* [Aim]: Each entry below is to be printed verbatim.

* [Records provided]:

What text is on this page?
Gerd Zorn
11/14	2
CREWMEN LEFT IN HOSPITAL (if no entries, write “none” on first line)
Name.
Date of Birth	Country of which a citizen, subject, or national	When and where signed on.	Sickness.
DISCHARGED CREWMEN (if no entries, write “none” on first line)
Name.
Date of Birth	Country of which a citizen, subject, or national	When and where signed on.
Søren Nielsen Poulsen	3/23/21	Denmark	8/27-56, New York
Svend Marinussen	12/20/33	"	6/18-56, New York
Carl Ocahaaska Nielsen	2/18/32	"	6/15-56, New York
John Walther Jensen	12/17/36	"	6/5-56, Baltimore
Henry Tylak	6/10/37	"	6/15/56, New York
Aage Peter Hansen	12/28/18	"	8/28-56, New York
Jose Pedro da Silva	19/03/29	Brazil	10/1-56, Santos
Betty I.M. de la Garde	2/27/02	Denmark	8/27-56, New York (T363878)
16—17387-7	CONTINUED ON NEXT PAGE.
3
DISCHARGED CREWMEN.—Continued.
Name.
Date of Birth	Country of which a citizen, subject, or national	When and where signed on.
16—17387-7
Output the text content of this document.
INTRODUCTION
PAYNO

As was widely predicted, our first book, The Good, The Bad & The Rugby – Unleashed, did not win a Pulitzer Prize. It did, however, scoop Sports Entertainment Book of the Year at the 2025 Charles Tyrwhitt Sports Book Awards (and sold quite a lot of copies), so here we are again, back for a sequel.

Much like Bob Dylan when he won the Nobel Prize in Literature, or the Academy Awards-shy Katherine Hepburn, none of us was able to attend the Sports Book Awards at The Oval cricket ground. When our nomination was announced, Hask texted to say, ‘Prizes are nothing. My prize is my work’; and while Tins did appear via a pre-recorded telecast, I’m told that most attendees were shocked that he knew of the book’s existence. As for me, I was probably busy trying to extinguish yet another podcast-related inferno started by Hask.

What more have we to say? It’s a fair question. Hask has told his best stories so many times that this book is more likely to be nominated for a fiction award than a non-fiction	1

* [Output]:
What text is on this page?
Gerd Zorn
11/14	2
CREWMEN LEFT IN HOSPITAL (if no entries, write “none” on first line)
Name.
Date of Birth	Country of which a citizen, subject, or national	When and where signed on.	Sickness.
DISCHARGED CREWMEN (if no entries, write “none” on first line)
Name.
Date of Birth	Country of which a citizen, subject, or national	When and where signed on.
Søren Nielsen Poulsen	3/23/21	Denmark	8/27-56, New York
Svend Marinussen	12/20/33	"	6/18-56, New York
Carl Ocahaaska Nielsen	2/18/32	"	6/15-56, New York
John Walther Jensen	12/17/36	"	6/5-56, Baltimore
Henry Tylak	6/10/37	"	6/15/56, New York
Aage Peter Hansen	12/28/18	"	8/28-56, New York
Jose Pedro da Silva	19/03/29	Brazil	10/1-56, Santos
Betty I.M. de la Garde	2/27/02	Denmark	8/27-56, New York (T363878)
16—17387-7	CONTINUED ON NEXT PAGE.
3
DISCHARGED CREWMEN.—Continued.
Name.
Date of Birth	Country of which a citizen, subject, or national	When and where signed on.
16—17387-7
Output the text content of this document.
INTRODUCTION
PAYNO

As was widely predicted, our first book, The Good, The Bad & The Rugby – Unleashed, did not win a Pulitzer Prize. It did, however, scoop Sports Entertainment Book of the Year at the 2025 Charles Tyrwhitt Sports Book Awards (and sold quite a lot of copies), so here we are again, back for a sequel.

Much like Bob Dylan when he won the Nobel Prize in Literature, or the Academy Awards-shy Katherine Hepburn, none of us was able to attend the Sports Book Awards at The Oval cricket ground. When our nomination was announced, Hask texted to say, ‘Prizes are nothing. My prize is my work’; and while Tins did appear via a pre-recorded telecast, I’m told that most attendees were shocked that he knew of the book’s existence. As for me, I was probably busy trying to extinguish yet another podcast-related inferno started by Hask.

What more have we to say? It’s a fair question. Hask has told his best stories so many times that this book is more likely to be nominated for a fiction award than a non-fiction	1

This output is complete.